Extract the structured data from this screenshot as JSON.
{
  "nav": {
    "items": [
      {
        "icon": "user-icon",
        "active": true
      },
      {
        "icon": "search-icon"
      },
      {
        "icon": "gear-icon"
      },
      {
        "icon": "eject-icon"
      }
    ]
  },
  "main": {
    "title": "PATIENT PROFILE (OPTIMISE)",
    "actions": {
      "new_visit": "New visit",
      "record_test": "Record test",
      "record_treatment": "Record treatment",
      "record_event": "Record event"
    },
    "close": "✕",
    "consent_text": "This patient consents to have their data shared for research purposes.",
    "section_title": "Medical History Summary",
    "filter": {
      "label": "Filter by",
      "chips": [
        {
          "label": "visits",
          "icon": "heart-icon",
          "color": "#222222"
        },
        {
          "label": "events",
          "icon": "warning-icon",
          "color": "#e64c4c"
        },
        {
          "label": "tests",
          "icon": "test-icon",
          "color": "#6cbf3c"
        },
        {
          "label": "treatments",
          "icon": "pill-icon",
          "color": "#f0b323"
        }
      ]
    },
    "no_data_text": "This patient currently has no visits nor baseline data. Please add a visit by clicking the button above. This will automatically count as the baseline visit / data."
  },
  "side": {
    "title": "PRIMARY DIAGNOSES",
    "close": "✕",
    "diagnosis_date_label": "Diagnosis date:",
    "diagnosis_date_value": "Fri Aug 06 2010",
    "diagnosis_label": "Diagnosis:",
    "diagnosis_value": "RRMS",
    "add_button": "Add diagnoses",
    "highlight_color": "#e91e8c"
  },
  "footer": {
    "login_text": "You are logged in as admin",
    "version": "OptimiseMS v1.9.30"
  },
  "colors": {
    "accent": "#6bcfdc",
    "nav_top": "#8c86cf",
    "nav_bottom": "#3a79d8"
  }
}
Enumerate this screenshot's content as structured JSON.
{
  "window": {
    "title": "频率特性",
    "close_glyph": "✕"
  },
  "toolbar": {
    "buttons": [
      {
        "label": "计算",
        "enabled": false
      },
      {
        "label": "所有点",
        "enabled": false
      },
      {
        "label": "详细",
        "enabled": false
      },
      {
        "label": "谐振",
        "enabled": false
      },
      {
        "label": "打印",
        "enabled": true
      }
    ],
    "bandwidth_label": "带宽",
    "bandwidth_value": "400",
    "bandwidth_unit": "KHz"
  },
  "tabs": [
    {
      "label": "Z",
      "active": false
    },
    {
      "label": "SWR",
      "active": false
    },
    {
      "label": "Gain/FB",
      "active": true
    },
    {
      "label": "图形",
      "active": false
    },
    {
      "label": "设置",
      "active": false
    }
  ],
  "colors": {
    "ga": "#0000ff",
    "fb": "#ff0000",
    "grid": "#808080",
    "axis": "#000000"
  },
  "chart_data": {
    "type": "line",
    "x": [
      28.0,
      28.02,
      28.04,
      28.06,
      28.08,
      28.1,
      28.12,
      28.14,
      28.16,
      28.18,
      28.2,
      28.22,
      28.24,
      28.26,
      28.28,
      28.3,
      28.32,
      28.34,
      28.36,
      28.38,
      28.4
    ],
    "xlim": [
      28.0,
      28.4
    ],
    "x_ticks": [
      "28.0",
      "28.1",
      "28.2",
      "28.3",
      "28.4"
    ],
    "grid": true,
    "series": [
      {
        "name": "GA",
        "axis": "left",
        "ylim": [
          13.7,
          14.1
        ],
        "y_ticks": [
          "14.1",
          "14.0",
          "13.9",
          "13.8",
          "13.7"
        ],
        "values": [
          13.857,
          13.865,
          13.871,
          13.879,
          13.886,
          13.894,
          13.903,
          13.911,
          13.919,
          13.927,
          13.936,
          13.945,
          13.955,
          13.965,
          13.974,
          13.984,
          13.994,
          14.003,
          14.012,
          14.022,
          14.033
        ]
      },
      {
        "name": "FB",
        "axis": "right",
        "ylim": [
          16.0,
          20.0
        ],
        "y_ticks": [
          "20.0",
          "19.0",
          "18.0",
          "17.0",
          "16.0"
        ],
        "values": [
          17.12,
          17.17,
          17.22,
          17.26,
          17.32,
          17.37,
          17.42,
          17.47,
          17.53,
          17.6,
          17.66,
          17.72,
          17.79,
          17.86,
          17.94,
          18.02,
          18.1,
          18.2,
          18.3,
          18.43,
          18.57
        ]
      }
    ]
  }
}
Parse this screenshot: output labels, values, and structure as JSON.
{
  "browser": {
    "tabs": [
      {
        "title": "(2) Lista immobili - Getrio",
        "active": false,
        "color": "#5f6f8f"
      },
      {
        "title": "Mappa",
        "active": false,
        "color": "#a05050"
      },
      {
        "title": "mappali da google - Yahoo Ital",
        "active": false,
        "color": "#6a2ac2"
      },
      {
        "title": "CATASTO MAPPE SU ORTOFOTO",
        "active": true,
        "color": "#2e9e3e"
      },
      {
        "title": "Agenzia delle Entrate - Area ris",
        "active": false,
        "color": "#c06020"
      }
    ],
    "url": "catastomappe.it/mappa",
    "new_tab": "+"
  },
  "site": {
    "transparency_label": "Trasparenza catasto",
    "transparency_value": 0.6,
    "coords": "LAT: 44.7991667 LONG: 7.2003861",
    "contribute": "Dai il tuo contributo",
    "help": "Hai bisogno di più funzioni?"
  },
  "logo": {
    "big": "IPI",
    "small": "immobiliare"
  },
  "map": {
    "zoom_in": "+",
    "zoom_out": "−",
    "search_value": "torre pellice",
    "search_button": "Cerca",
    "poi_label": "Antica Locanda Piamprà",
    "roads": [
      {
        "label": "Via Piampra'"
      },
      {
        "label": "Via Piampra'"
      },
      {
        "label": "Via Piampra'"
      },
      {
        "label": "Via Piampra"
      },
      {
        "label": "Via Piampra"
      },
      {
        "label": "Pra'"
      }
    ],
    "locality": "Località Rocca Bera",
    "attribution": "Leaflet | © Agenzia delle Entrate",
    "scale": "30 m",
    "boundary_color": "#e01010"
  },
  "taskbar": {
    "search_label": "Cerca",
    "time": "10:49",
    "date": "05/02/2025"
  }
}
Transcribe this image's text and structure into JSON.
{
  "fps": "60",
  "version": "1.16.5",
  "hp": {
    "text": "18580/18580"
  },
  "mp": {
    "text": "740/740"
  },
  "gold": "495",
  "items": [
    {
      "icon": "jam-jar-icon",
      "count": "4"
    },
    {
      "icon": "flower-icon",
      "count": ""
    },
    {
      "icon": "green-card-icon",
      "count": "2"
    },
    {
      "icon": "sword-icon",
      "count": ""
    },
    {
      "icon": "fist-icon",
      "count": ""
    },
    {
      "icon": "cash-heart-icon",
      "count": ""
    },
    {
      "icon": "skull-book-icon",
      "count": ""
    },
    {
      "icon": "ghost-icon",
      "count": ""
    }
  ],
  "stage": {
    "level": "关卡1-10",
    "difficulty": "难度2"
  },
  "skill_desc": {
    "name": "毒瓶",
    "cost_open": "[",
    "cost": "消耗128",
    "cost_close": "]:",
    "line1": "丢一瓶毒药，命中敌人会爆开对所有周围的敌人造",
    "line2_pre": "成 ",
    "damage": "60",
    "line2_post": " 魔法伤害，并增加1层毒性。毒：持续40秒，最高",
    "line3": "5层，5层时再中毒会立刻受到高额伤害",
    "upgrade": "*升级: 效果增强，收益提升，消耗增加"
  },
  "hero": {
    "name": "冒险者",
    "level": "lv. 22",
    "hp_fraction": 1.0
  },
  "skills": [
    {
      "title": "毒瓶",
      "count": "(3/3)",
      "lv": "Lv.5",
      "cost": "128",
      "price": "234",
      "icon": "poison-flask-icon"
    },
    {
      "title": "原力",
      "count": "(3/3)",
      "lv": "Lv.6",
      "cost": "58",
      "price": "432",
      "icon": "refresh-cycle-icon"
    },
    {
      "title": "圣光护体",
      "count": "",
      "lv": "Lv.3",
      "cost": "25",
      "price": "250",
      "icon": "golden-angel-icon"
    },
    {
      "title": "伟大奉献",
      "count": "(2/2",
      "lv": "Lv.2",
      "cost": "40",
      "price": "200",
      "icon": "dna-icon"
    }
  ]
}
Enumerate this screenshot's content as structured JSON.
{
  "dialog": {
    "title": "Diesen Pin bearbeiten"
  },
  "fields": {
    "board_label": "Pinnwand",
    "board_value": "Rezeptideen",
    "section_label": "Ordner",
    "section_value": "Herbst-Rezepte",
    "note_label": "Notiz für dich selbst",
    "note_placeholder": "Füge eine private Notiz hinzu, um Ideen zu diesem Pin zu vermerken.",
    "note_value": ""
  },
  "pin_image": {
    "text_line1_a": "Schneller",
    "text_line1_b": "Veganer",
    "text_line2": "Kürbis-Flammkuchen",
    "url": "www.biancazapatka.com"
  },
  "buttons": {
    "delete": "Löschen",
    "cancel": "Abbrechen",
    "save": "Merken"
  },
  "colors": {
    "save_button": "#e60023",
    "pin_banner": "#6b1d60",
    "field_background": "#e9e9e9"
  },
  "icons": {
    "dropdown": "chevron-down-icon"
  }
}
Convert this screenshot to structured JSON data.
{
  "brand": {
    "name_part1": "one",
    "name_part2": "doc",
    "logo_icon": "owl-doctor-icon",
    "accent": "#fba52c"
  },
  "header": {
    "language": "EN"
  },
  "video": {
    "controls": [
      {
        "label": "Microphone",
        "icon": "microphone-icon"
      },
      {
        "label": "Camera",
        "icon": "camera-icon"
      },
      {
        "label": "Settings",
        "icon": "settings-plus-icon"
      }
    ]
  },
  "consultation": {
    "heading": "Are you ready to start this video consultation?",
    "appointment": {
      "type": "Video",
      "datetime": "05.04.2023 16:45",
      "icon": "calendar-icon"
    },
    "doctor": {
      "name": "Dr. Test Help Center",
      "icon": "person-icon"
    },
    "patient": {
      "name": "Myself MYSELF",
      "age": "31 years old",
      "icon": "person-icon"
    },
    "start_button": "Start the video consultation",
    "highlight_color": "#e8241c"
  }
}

**Stated problem:**
Using the records given above, list every line that includes the word "heart".

**Exercise answer:**
          "icon": "heart-icon",
      "icon": "cash-heart-icon",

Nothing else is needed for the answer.